== Supplied material

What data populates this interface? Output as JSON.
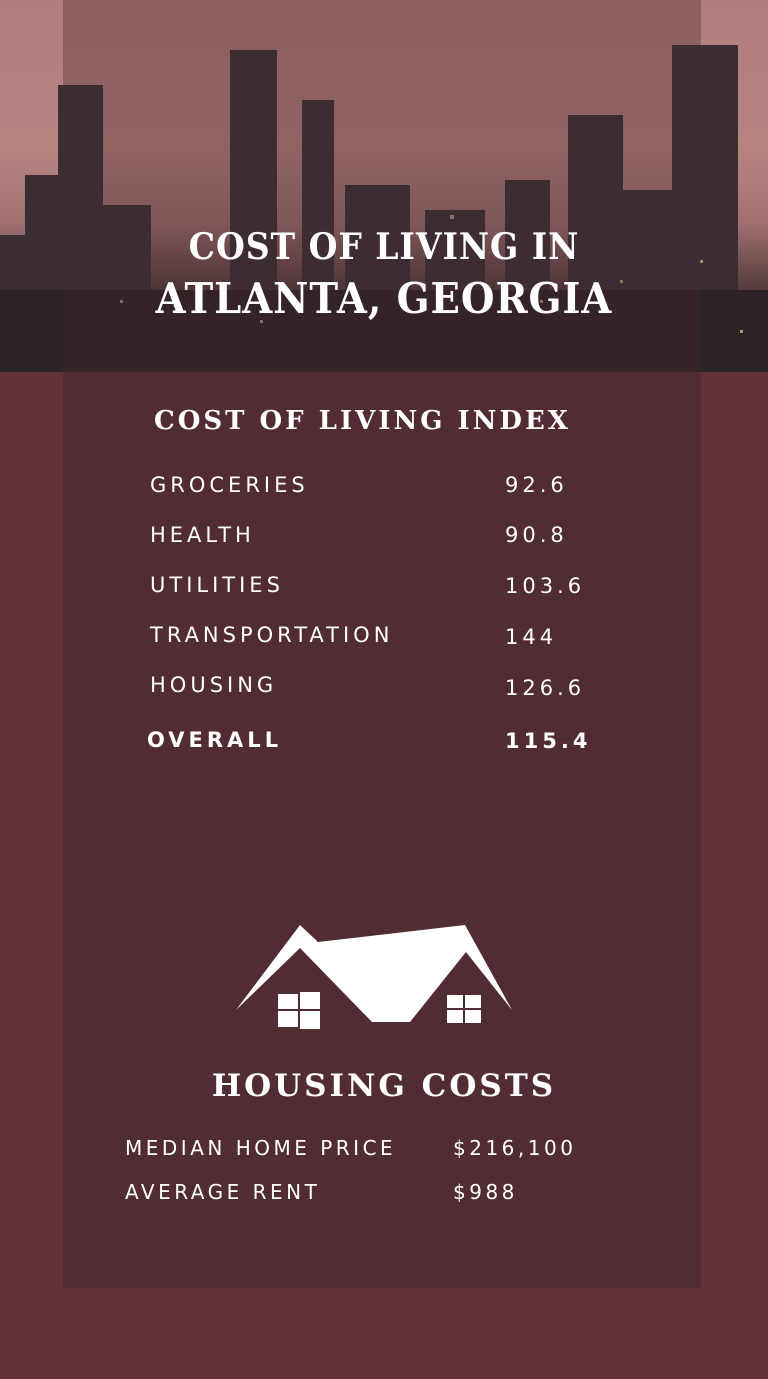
{
  "header": {
    "line1": "COST OF LIVING IN",
    "line2": "ATLANTA, GEORGIA"
  },
  "cost_index": {
    "title": "COST OF LIVING INDEX",
    "rows": [
      {
        "label": "GROCERIES",
        "value": "92.6"
      },
      {
        "label": "HEALTH",
        "value": "90.8"
      },
      {
        "label": "UTILITIES",
        "value": "103.6"
      },
      {
        "label": "TRANSPORTATION",
        "value": "144"
      },
      {
        "label": "HOUSING",
        "value": "126.6"
      }
    ],
    "overall": {
      "label": "OVERALL",
      "value": "115.4"
    }
  },
  "housing": {
    "icon": "house-icon",
    "title": "HOUSING COSTS",
    "rows": [
      {
        "label": "MEDIAN HOME PRICE",
        "value": "$216,100"
      },
      {
        "label": "AVERAGE RENT",
        "value": "$988"
      }
    ]
  },
  "colors": {
    "background": "#62323b",
    "panel": "#512c33",
    "text": "#ffffff"
  }
}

====

Every record above should be written out again without change, except that the pictures are left out.

What data populates this interface? Output as JSON.
{
  "header": {
    "line1": "COST OF LIVING IN",
    "line2": "ATLANTA, GEORGIA"
  },
  "cost_index": {
    "title": "COST OF LIVING INDEX",
    "rows": [
      {
        "label": "GROCERIES",
        "value": "92.6"
      },
      {
        "label": "HEALTH",
        "value": "90.8"
      },
      {
        "label": "UTILITIES",
        "value": "103.6"
      },
      {
        "label": "TRANSPORTATION",
        "value": "144"
      },
      {
        "label": "HOUSING",
        "value": "126.6"
      }
    ],
    "overall": {
      "label": "OVERALL",
      "value": "115.4"
    }
  },
  "housing": {
    "icon": "house-icon",
    "title": "HOUSING COSTS",
    "rows": [
      {
        "label": "MEDIAN HOME PRICE",
        "value": "$216,100"
      },
      {
        "label": "AVERAGE RENT",
        "value": "$988"
      }
    ]
  },
  "colors": {
    "background": "#62323b",
    "panel": "#512c33",
    "text": "#ffffff"
  }
}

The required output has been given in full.